Data shown »

•••

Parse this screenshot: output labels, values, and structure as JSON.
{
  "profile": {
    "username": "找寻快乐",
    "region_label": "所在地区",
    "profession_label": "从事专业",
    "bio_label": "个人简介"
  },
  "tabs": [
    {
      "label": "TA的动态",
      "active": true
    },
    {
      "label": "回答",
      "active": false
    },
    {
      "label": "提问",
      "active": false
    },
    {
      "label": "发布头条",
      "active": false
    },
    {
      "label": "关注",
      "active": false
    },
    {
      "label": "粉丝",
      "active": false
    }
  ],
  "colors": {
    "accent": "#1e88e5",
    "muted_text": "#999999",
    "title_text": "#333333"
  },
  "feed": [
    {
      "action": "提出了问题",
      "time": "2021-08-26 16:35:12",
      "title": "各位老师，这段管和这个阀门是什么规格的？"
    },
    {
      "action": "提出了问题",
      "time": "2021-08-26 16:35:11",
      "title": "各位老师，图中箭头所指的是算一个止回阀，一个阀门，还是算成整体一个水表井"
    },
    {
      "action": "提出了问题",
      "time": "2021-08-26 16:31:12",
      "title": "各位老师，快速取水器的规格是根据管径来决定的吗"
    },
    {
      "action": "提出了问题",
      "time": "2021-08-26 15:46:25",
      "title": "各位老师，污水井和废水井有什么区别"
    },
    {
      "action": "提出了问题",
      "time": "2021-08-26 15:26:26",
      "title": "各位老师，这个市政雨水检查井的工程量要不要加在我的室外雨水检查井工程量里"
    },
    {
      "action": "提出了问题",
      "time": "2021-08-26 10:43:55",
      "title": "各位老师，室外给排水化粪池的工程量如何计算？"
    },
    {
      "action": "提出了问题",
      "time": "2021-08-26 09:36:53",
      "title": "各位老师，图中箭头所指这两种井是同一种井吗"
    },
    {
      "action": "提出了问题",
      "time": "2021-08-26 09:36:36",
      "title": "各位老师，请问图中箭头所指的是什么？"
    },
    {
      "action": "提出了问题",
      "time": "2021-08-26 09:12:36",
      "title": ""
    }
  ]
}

•••

What this task involves » Lines containing the word "time" are to be counted in the listing; state their number alone.

Answer below » 9